Recorded data
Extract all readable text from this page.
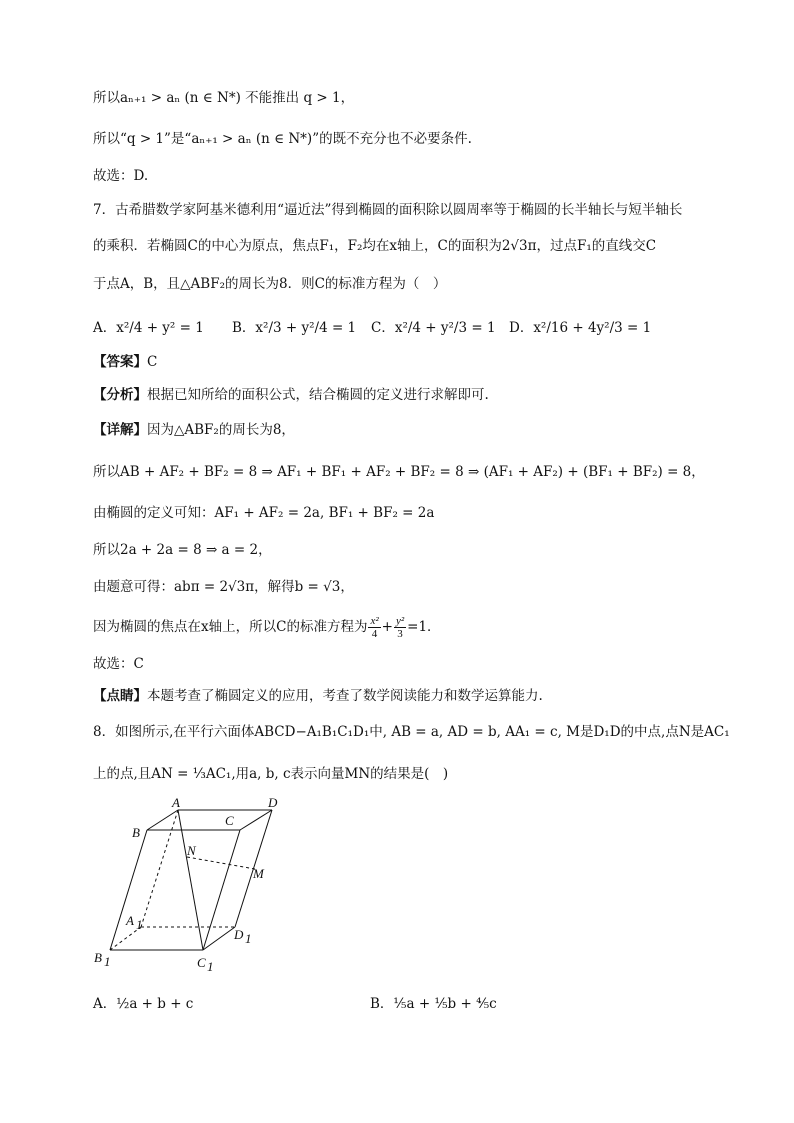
所以aₙ₊₁ > aₙ (n ∈ N*) 不能推出 q > 1，
所以“q > 1”是“aₙ₊₁ > aₙ (n ∈ N*)”的既不充分也不必要条件.
故选：D.
7．古希腊数学家阿基米德利用“逼近法”得到椭圆的面积除以圆周率等于椭圆的长半轴长与短半轴长
的乘积．若椭圆C的中心为原点，焦点F₁，F₂均在x轴上，C的面积为2√3π，过点F₁的直线交C
于点A，B，且△ABF₂的周长为8．则C的标准方程为（　）
A．x²/4 + y² = 1 B．x²/3 + y²/4 = 1 C．x²/4 + y²/3 = 1 D．x²/16 + 4y²/3 = 1
【答案】C
【分析】根据已知所给的面积公式，结合椭圆的定义进行求解即可.
【详解】因为△ABF₂的周长为8，
所以AB + AF₂ + BF₂ = 8 ⇒ AF₁ + BF₁ + AF₂ + BF₂ = 8 ⇒ (AF₁ + AF₂) + (BF₁ + BF₂) = 8，
由椭圆的定义可知：AF₁ + AF₂ = 2a, BF₁ + BF₂ = 2a
所以2a + 2a = 8 ⇒ a = 2，
由题意可得：abπ = 2√3π，解得b = √3，
因为椭圆的焦点在x轴上，所以C的标准方程为 $\frac{\text{x²}}{4} + \frac{\text{y²}}{3} =1$．
故选：C
【点睛】本题考查了椭圆定义的应用，考查了数学阅读能力和数学运算能力.
8．如图所示,在平行六面体ABCD−A₁B₁C₁D₁中, AB = a, AD = b, AA₁ = c, M是D₁D的中点,点N是AC₁
上的点,且AN = ⅓AC₁,用a, b, c表示向量MN的结果是(　)
A
B
C
D
N
M
A 1
B 1	C 1
D 1
A．½a + b + c	B．⅕a + ⅕b + ⅘c
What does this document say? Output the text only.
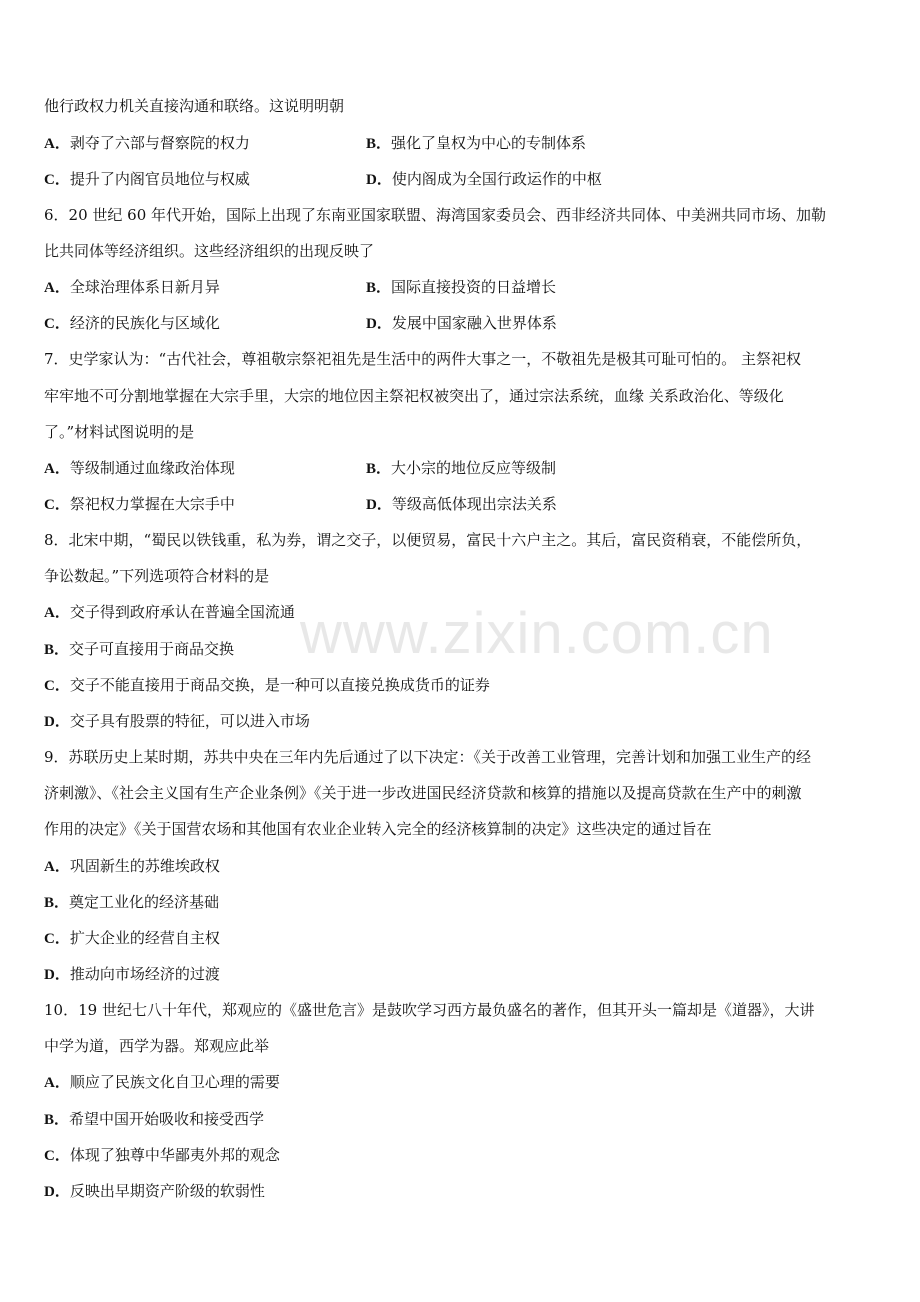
他行政权力机关直接沟通和联络。这说明明朝
A．剥夺了六部与督察院的权力	B．强化了皇权为中心的专制体系
C．提升了内阁官员地位与权威	D．使内阁成为全国行政运作的中枢
6．20 世纪 60 年代开始，国际上出现了东南亚国家联盟、海湾国家委员会、西非经济共同体、中美洲共同市场、加勒
比共同体等经济组织。这些经济组织的出现反映了
A．全球治理体系日新月异	B．国际直接投资的日益增长
C．经济的民族化与区域化	D．发展中国家融入世界体系
7．史学家认为：“古代社会，尊祖敬宗祭祀祖先是生活中的两件大事之一，不敬祖先是极其可耻可怕的。 主祭祀权
牢牢地不可分割地掌握在大宗手里，大宗的地位因主祭祀权被突出了，通过宗法系统，血缘 关系政治化、等级化
了。”材料试图说明的是
A．等级制通过血缘政治体现	B．大小宗的地位反应等级制
C．祭祀权力掌握在大宗手中	D．等级高低体现出宗法关系
8．北宋中期，“蜀民以铁钱重，私为券，谓之交子，以便贸易，富民十六户主之。其后，富民资稍衰，不能偿所负，
争讼数起。”下列选项符合材料的是
A．交子得到政府承认在普遍全国流通
B．交子可直接用于商品交换
C．交子不能直接用于商品交换，是一种可以直接兑换成货币的证券
D．交子具有股票的特征，可以进入市场
9．苏联历史上某时期，苏共中央在三年内先后通过了以下决定：《关于改善工业管理，完善计划和加强工业生产的经
济刺激》、《社会主义国有生产企业条例》《关于进一步改进国民经济贷款和核算的措施以及提高贷款在生产中的刺激
作用的决定》《关于国营农场和其他国有农业企业转入完全的经济核算制的决定》这些决定的通过旨在
A．巩固新生的苏维埃政权
B．奠定工业化的经济基础
C．扩大企业的经营自主权
D．推动向市场经济的过渡
10．19 世纪七八十年代，郑观应的《盛世危言》是鼓吹学习西方最负盛名的著作，但其开头一篇却是《道器》，大讲
中学为道，西学为器。郑观应此举
A．顺应了民族文化自卫心理的需要
B．希望中国开始吸收和接受西学
C．体现了独尊中华鄙夷外邦的观念
D．反映出早期资产阶级的软弱性
www.zixin.com.cn
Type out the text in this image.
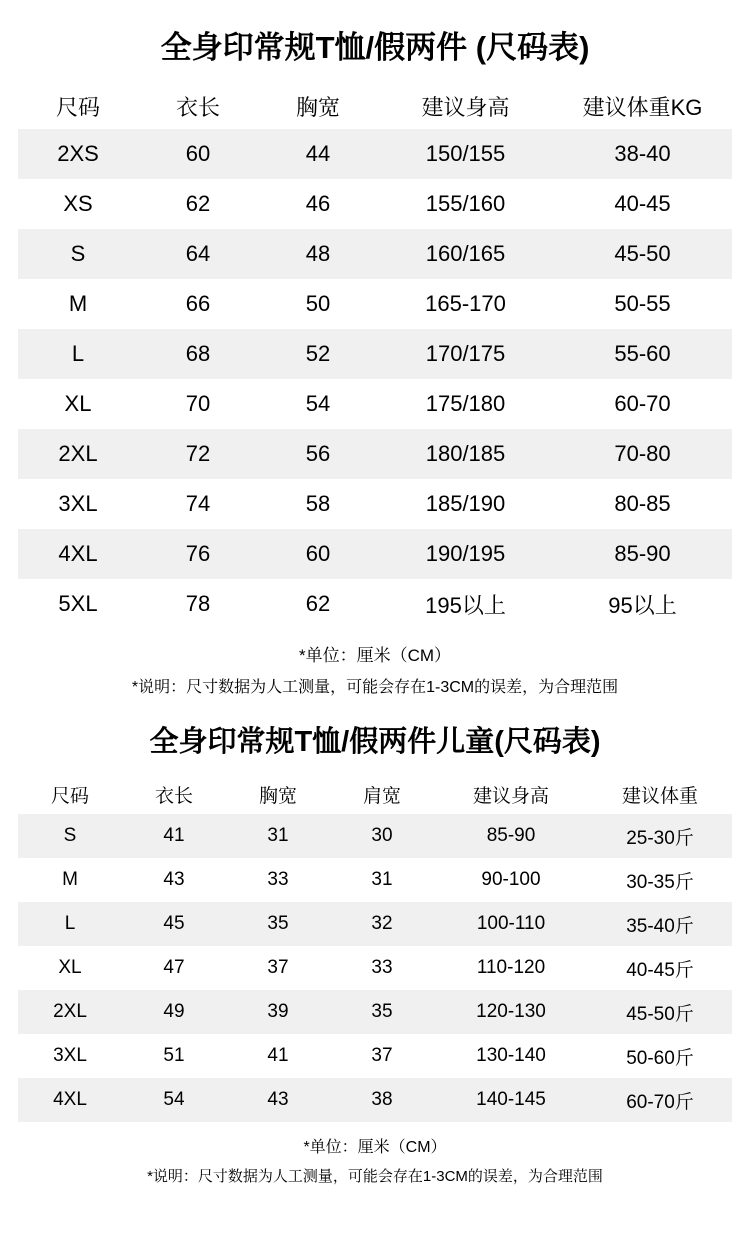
全身印常规T恤/假两件 (尺码表)
尺码	衣长	胸宽	建议身高	建议体重KG
2XS	60	44	150/155	38-40
XS	62	46	155/160	40-45
S	64	48	160/165	45-50
M	66	50	165-170	50-55
L	68	52	170/175	55-60
XL	70	54	175/180	60-70
2XL	72	56	180/185	70-80
3XL	74	58	185/190	80-85
4XL	76	60	190/195	85-90
5XL	78	62	195以上	95以上
*单位：厘米（CM）
*说明：尺寸数据为人工测量，可能会存在1-3CM的误差，为合理范围
全身印常规T恤/假两件儿童(尺码表)
尺码	衣长	胸宽	肩宽	建议身高	建议体重
S	41	31	30	85-90	25-30斤
M	43	33	31	90-100	30-35斤
L	45	35	32	100-110	35-40斤
XL	47	37	33	110-120	40-45斤
2XL	49	39	35	120-130	45-50斤
3XL	51	41	37	130-140	50-60斤
4XL	54	43	38	140-145	60-70斤
*单位：厘米（CM）
*说明：尺寸数据为人工测量，可能会存在1-3CM的误差，为合理范围
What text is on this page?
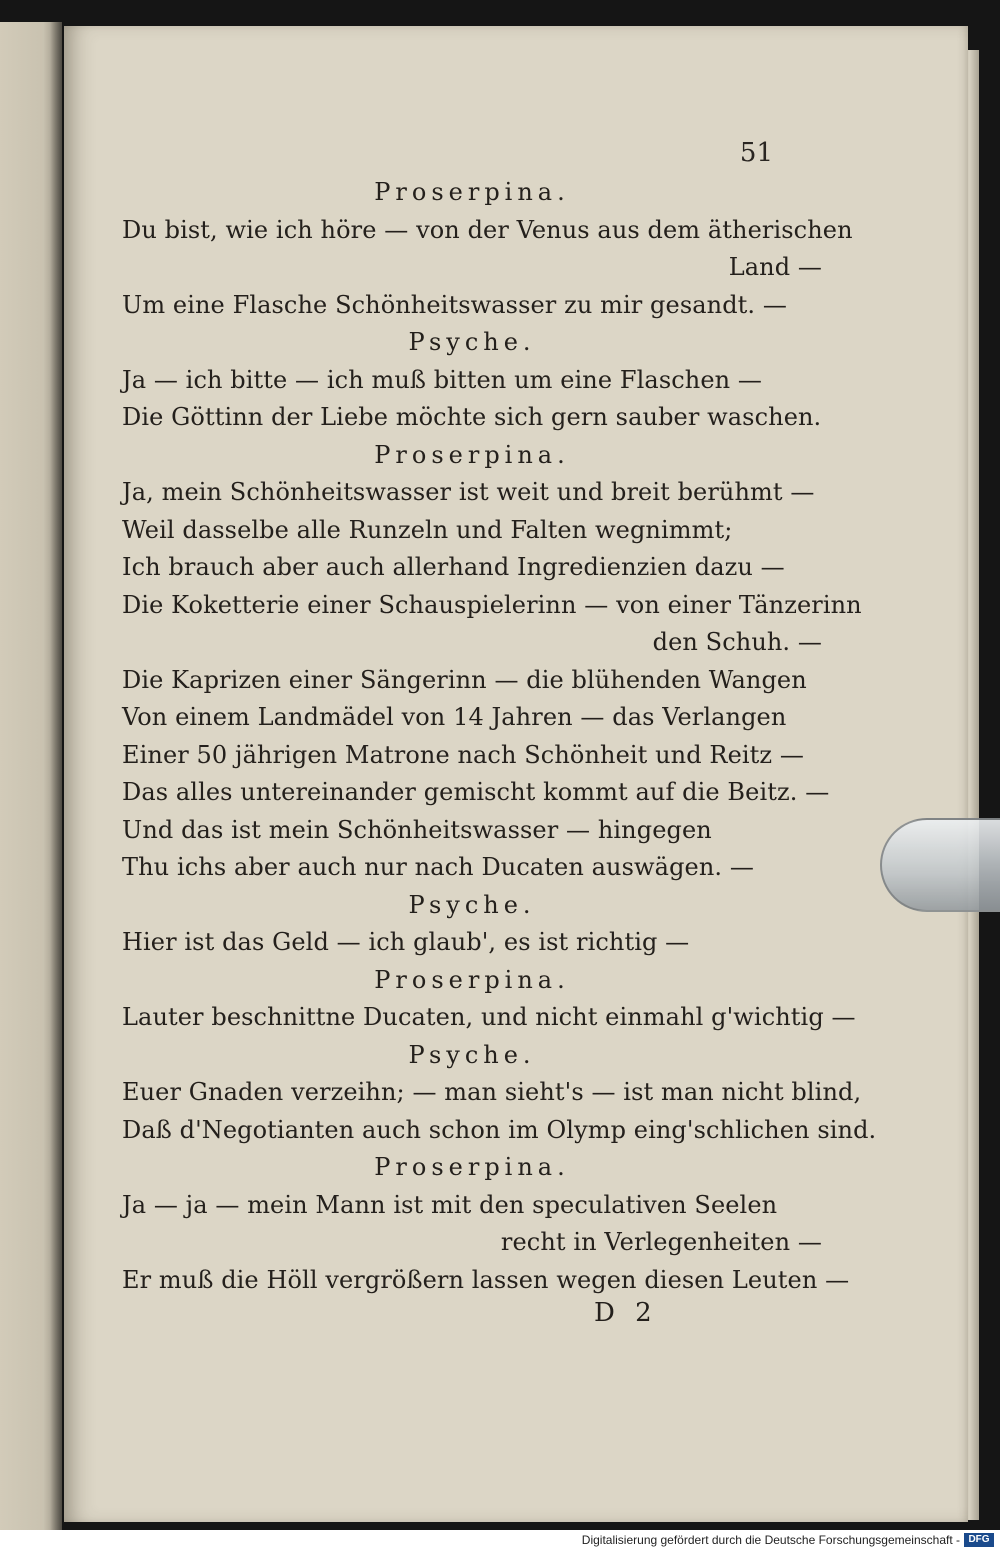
51
Proserpina.
Du bist, wie ich höre — von der Venus aus dem ätherischen
Land —
Um eine Flasche Schönheitswasser zu mir gesandt. —
Psyche.
Ja — ich bitte — ich muß bitten um eine Flaschen —
Die Göttinn der Liebe möchte sich gern sauber waschen.
Proserpina.
Ja, mein Schönheitswasser ist weit und breit berühmt —
Weil dasselbe alle Runzeln und Falten wegnimmt;
Ich brauch aber auch allerhand Ingredienzien dazu —
Die Koketterie einer Schauspielerinn — von einer Tänzerinn
den Schuh. —
Die Kaprizen einer Sängerinn — die blühenden Wangen
Von einem Landmädel von 14 Jahren — das Verlangen
Einer 50 jährigen Matrone nach Schönheit und Reitz —
Das alles untereinander gemischt kommt auf die Beitz. —
Und das ist mein Schönheitswasser — hingegen
Thu ichs aber auch nur nach Ducaten auswägen. —
Psyche.
Hier ist das Geld — ich glaub', es ist richtig —
Proserpina.
Lauter beschnittne Ducaten, und nicht einmahl g'wichtig —
Psyche.
Euer Gnaden verzeihn; — man sieht's — ist man nicht blind,
Daß d'Negotianten auch schon im Olymp eing'schlichen sind.
Proserpina.
Ja — ja — mein Mann ist mit den speculativen Seelen
recht in Verlegenheiten —
Er muß die Höll vergrößern lassen wegen diesen Leuten —
D 2
Digitalisierung gefördert durch die Deutsche Forschungsgemeinschaft - DFG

▸ WHAT YOU WILL DO
All the lines above are to be given again exactly as they read, with the pictures removed.

▸ THE RESULT
Extract all readable text from this page.
所以aₙ₊₁ > aₙ (n ∈ N*) 不能推出 q > 1，
所以“q > 1”是“aₙ₊₁ > aₙ (n ∈ N*)”的既不充分也不必要条件.
故选：D.
7．古希腊数学家阿基米德利用“逼近法”得到椭圆的面积除以圆周率等于椭圆的长半轴长与短半轴长
的乘积．若椭圆C的中心为原点，焦点F₁，F₂均在x轴上，C的面积为2√3π，过点F₁的直线交C
于点A，B，且△ABF₂的周长为8．则C的标准方程为（　）
A．x²/4 + y² = 1 B．x²/3 + y²/4 = 1 C．x²/4 + y²/3 = 1 D．x²/16 + 4y²/3 = 1
【答案】C
【分析】根据已知所给的面积公式，结合椭圆的定义进行求解即可.
【详解】因为△ABF₂的周长为8，
所以AB + AF₂ + BF₂ = 8 ⇒ AF₁ + BF₁ + AF₂ + BF₂ = 8 ⇒ (AF₁ + AF₂) + (BF₁ + BF₂) = 8，
由椭圆的定义可知：AF₁ + AF₂ = 2a, BF₁ + BF₂ = 2a
所以2a + 2a = 8 ⇒ a = 2，
由题意可得：abπ = 2√3π，解得b = √3，
因为椭圆的焦点在x轴上，所以C的标准方程为 $\frac{\text{x²}}{4} + \frac{\text{y²}}{3} =1$．
故选：C
【点睛】本题考查了椭圆定义的应用，考查了数学阅读能力和数学运算能力.
8．如图所示,在平行六面体ABCD−A₁B₁C₁D₁中, AB = a, AD = b, AA₁ = c, M是D₁D的中点,点N是AC₁
上的点,且AN = ⅓AC₁,用a, b, c表示向量MN的结果是(　)
A
B
C
D
N
M
A 1
B 1	C 1
D 1
A．½a + b + c	B．⅕a + ⅕b + ⅘c
What does this document say? Output the text only.
他行政权力机关直接沟通和联络。这说明明朝
A．剥夺了六部与督察院的权力	B．强化了皇权为中心的专制体系
C．提升了内阁官员地位与权威	D．使内阁成为全国行政运作的中枢
6．20 世纪 60 年代开始，国际上出现了东南亚国家联盟、海湾国家委员会、西非经济共同体、中美洲共同市场、加勒
比共同体等经济组织。这些经济组织的出现反映了
A．全球治理体系日新月异	B．国际直接投资的日益增长
C．经济的民族化与区域化	D．发展中国家融入世界体系
7．史学家认为：“古代社会，尊祖敬宗祭祀祖先是生活中的两件大事之一，不敬祖先是极其可耻可怕的。 主祭祀权
牢牢地不可分割地掌握在大宗手里，大宗的地位因主祭祀权被突出了，通过宗法系统，血缘 关系政治化、等级化
了。”材料试图说明的是
A．等级制通过血缘政治体现	B．大小宗的地位反应等级制
C．祭祀权力掌握在大宗手中	D．等级高低体现出宗法关系
8．北宋中期，“蜀民以铁钱重，私为券，谓之交子，以便贸易，富民十六户主之。其后，富民资稍衰，不能偿所负，
争讼数起。”下列选项符合材料的是
A．交子得到政府承认在普遍全国流通
B．交子可直接用于商品交换
C．交子不能直接用于商品交换，是一种可以直接兑换成货币的证券
D．交子具有股票的特征，可以进入市场
9．苏联历史上某时期，苏共中央在三年内先后通过了以下决定：《关于改善工业管理，完善计划和加强工业生产的经
济刺激》、《社会主义国有生产企业条例》《关于进一步改进国民经济贷款和核算的措施以及提高贷款在生产中的刺激
作用的决定》《关于国营农场和其他国有农业企业转入完全的经济核算制的决定》这些决定的通过旨在
A．巩固新生的苏维埃政权
B．奠定工业化的经济基础
C．扩大企业的经营自主权
D．推动向市场经济的过渡
10．19 世纪七八十年代，郑观应的《盛世危言》是鼓吹学习西方最负盛名的著作，但其开头一篇却是《道器》，大讲
中学为道，西学为器。郑观应此举
A．顺应了民族文化自卫心理的需要
B．希望中国开始吸收和接受西学
C．体现了独尊中华鄙夷外邦的观念
D．反映出早期资产阶级的软弱性
www.zixin.com.cn
Type out the text in this image.
全身印常规T恤/假两件 (尺码表)
尺码	衣长	胸宽	建议身高	建议体重KG
2XS	60	44	150/155	38-40
XS	62	46	155/160	40-45
S	64	48	160/165	45-50
M	66	50	165-170	50-55
L	68	52	170/175	55-60
XL	70	54	175/180	60-70
2XL	72	56	180/185	70-80
3XL	74	58	185/190	80-85
4XL	76	60	190/195	85-90
5XL	78	62	195以上	95以上
*单位：厘米（CM）
*说明：尺寸数据为人工测量，可能会存在1-3CM的误差，为合理范围
全身印常规T恤/假两件儿童(尺码表)
尺码	衣长	胸宽	肩宽	建议身高	建议体重
S	41	31	30	85-90	25-30斤
M	43	33	31	90-100	30-35斤
L	45	35	32	100-110	35-40斤
XL	47	37	33	110-120	40-45斤
2XL	49	39	35	120-130	45-50斤
3XL	51	41	37	130-140	50-60斤
4XL	54	43	38	140-145	60-70斤
*单位：厘米（CM）
*说明：尺寸数据为人工测量，可能会存在1-3CM的误差，为合理范围
What text is on this page?
51
Proserpina.
Du bist, wie ich höre — von der Venus aus dem ätherischen
Land —
Um eine Flasche Schönheitswasser zu mir gesandt. —
Psyche.
Ja — ich bitte — ich muß bitten um eine Flaschen —
Die Göttinn der Liebe möchte sich gern sauber waschen.
Proserpina.
Ja, mein Schönheitswasser ist weit und breit berühmt —
Weil dasselbe alle Runzeln und Falten wegnimmt;
Ich brauch aber auch allerhand Ingredienzien dazu —
Die Koketterie einer Schauspielerinn — von einer Tänzerinn
den Schuh. —
Die Kaprizen einer Sängerinn — die blühenden Wangen
Von einem Landmädel von 14 Jahren — das Verlangen
Einer 50 jährigen Matrone nach Schönheit und Reitz —
Das alles untereinander gemischt kommt auf die Beitz. —
Und das ist mein Schönheitswasser — hingegen
Thu ichs aber auch nur nach Ducaten auswägen. —
Psyche.
Hier ist das Geld — ich glaub', es ist richtig —
Proserpina.
Lauter beschnittne Ducaten, und nicht einmahl g'wichtig —
Psyche.
Euer Gnaden verzeihn; — man sieht's — ist man nicht blind,
Daß d'Negotianten auch schon im Olymp eing'schlichen sind.
Proserpina.
Ja — ja — mein Mann ist mit den speculativen Seelen
recht in Verlegenheiten —
Er muß die Höll vergrößern lassen wegen diesen Leuten —
D 2
Digitalisierung gefördert durch die Deutsche Forschungsgemeinschaft - DFG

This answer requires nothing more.